PAGE TEXT:

——

# Random chat



## Clinton Girkin (Jan 31, 2010)

This thread is where you can talk about anything.


----------



## Domo (Jan 31, 2010)

Anything...really? The possibilities are endless!

Which do you prefer...tofu or spam?


----------



## Clinton Girkin (Jan 31, 2010)

I don't like eighter


----------



## forgetmenot (Jan 31, 2010)

what do you want to talk about


----------



## Hermes (Feb 1, 2010)

What is on your mind, Clinton?  

Hermes


----------



## Clinton Girkin (Feb 15, 2010)

I'm back. Not many people seem to be on this forum. I really need someone to talk to.


----------



## Daniel (Feb 15, 2010)

We're listening


----------



## Clinton Girkin (Feb 15, 2010)

I've had a rough life, but it's a long story.


----------



## Mari (Feb 15, 2010)

Sometimes it is difficult to find a beginning but you do not have tell your story all at once. Could you start with a paragraph? What did you do today? My day was quite dull. I slept in for the first time in a very long time. I mostly just did some work around the house and tried not to think too much about my worries. It was nice to have a bit of a lazy day - just made soup and sandwiches for supper. I did try some homemade cheese bread and that was very nice.  Mari


----------



## Clinton Girkin (Feb 15, 2010)

I spent most of my day doing school stuff. Had a depressing day with the worrying about religion. Hell is a terrifying thing, but I don't think I could escape it. I don't think I could worship a being that sends unbelievers to hell whether they deserve it or not. After my worrying about this I tried to get my mind off of this by going to academic team practice. I did well. That cheered me up. My mom cooked her special spaghetti. yum. That was my day in a nutshell.

---------- Post added at 10:57 PM ---------- Previous post was at 10:33 PM ----------

I gotta go to bed.


----------



## forgetmenot (Feb 16, 2010)

I am glad your day ended well Clinton,  it is nice hearing from you take care


----------

——

WORKING DATA:
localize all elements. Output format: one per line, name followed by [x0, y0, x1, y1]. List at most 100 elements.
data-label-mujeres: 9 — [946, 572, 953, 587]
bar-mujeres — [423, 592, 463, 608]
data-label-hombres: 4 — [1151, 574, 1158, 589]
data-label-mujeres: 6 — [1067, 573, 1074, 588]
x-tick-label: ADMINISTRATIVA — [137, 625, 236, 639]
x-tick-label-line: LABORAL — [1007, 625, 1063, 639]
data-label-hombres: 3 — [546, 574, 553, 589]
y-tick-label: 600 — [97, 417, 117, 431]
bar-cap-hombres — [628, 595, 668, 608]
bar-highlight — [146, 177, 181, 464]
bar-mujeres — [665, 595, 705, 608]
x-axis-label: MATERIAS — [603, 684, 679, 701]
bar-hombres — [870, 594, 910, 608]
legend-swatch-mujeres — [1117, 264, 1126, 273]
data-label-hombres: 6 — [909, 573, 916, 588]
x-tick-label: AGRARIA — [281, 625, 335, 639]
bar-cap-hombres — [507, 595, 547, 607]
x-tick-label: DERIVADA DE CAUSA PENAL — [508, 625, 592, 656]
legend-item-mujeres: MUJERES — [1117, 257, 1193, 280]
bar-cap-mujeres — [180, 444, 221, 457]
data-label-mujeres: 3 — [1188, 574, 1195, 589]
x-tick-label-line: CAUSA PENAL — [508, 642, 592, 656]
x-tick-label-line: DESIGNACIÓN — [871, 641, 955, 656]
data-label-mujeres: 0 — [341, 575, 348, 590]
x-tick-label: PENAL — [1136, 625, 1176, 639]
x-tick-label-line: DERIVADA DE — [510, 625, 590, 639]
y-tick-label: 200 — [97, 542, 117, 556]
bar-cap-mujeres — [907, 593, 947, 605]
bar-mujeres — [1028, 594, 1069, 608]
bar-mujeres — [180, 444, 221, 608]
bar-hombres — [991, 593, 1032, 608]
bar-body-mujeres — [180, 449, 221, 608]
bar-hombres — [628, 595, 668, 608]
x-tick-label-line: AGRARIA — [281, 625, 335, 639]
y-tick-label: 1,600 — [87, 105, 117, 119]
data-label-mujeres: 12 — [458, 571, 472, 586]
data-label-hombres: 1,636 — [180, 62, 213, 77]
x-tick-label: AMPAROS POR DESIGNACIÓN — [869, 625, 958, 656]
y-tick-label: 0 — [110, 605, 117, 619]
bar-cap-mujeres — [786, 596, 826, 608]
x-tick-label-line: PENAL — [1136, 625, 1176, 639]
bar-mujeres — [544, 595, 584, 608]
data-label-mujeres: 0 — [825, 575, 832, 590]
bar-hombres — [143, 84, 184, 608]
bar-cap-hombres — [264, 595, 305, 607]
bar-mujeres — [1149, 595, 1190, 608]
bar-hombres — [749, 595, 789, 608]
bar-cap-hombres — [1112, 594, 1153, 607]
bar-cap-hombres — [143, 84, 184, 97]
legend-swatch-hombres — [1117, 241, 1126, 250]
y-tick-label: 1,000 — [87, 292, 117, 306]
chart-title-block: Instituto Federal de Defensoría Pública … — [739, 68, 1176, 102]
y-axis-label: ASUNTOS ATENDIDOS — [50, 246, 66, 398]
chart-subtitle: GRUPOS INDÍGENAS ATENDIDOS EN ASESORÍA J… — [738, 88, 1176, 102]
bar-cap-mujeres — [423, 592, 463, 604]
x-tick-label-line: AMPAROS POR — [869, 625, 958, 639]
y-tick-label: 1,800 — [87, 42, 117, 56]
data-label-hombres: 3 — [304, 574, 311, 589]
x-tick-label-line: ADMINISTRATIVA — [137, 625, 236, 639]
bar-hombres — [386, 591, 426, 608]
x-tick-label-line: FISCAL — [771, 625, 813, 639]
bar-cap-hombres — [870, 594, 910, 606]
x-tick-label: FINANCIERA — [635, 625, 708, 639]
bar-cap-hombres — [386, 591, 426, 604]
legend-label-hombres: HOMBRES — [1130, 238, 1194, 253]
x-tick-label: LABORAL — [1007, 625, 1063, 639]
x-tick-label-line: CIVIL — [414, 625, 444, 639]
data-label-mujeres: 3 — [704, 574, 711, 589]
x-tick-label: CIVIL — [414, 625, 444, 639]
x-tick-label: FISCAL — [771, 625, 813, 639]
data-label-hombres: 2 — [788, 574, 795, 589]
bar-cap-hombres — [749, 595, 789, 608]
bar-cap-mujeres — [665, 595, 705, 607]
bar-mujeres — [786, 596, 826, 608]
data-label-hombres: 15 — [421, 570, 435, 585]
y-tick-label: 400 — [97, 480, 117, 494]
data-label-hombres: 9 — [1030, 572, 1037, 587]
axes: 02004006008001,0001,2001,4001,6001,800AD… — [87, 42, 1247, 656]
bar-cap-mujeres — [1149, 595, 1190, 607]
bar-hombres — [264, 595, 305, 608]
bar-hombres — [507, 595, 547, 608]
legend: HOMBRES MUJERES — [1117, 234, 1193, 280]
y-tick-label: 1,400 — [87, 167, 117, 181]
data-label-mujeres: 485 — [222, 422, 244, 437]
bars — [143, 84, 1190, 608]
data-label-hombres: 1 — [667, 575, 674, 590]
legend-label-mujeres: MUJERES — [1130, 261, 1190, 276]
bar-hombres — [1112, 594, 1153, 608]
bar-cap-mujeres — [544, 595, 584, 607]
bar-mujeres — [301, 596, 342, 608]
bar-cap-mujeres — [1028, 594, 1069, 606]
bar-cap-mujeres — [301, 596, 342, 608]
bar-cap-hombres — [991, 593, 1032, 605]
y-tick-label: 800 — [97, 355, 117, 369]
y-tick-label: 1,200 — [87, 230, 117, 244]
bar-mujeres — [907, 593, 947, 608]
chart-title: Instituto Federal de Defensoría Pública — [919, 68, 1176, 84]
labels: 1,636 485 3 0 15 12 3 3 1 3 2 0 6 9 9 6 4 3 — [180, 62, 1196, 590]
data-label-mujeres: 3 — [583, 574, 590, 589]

——

PARTS OF THE EXERCISE:
1. Answer these questions about the forum thread:
(a) Which two foods does Domo ask people to choose between?
(b) What did Mari try that turned out very nice?
(c) What did Clinton Girkin's mom cook?
2. Locate every line of the listing that contains the string "chart", and copy each one. Case counts.
The forum thread and the listing have nothing to do with each other.

FINAL RESULTS:
1.
(a) Tofu or spam.
(b) Some homemade cheese bread.
(c) Her special spaghetti.

2.
chart-title-block: Instituto Federal de Defensoría Pública … — [739, 68, 1176, 102]
chart-subtitle: GRUPOS INDÍGENAS ATENDIDOS EN ASESORÍA J… — [738, 88, 1176, 102]
chart-title: Instituto Federal de Defensoría Pública — [919, 68, 1176, 84]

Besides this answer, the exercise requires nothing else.